◆ Written task ◆
Extract every line that includes the string "doigté".

◆ Stored rows ◆

======

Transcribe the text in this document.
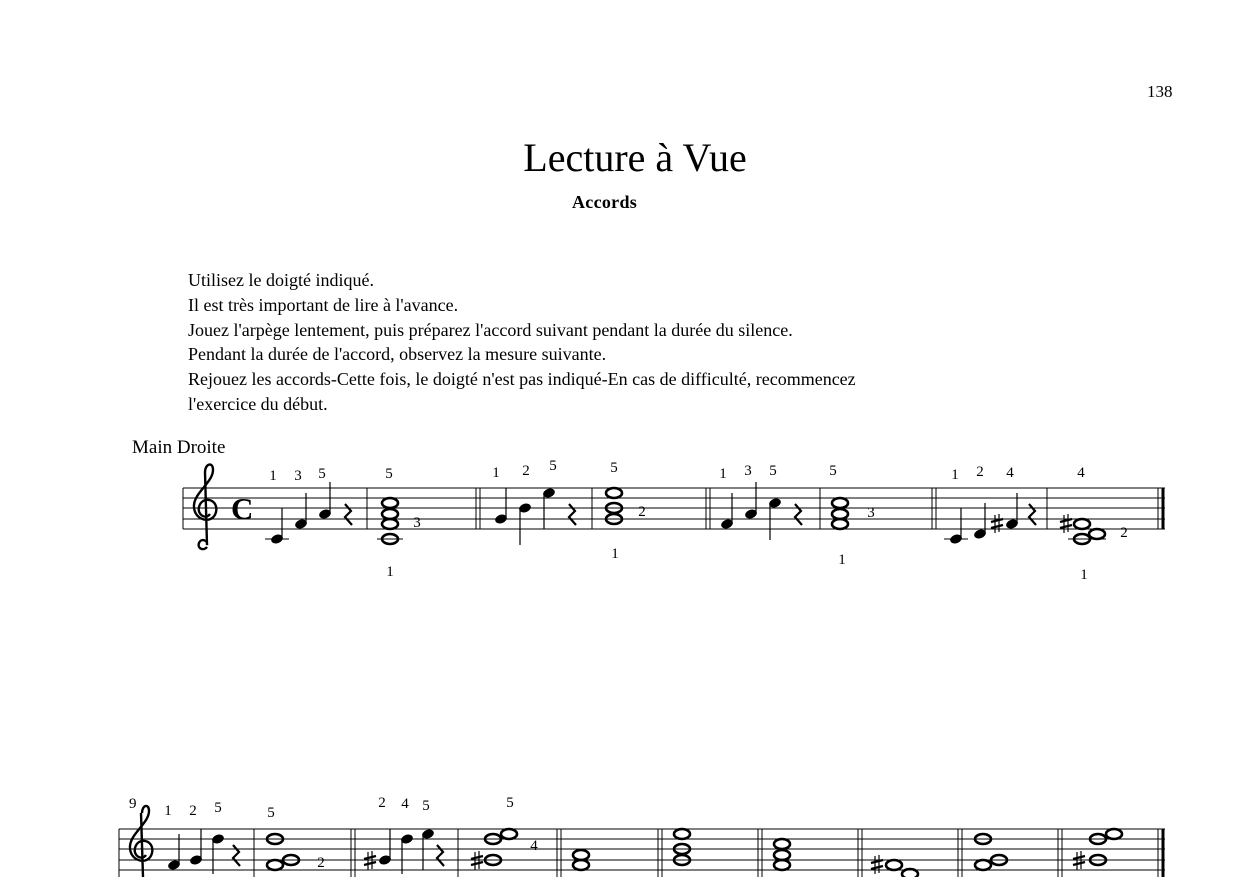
138
Lecture à Vue
Accords
Utilisez le doigté indiqué.
Il est très important de lire à l'avance.
Jouez l'arpège lentement, puis préparez l'accord suivant pendant la durée du silence.
Pendant la durée de l'accord, observez la mesure suivante.
Rejouez les accords-Cette fois, le doigté n'est pas indiqué-En cas de difficulté, recommencez
l'exercice du début.
Main Droite
C
1 3 5	5
3
1
1 2 5	5
2
1
1 3 5	5
3
1
1 2 4	4
2
1
9 1 2 5	5
2
2 4 5	5
4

======

◆ Output for this exercise ◆
Utilisez le doigté indiqué.
Rejouez les accords-Cette fois, le doigté n'est pas indiqué-En cas de difficulté, recommencez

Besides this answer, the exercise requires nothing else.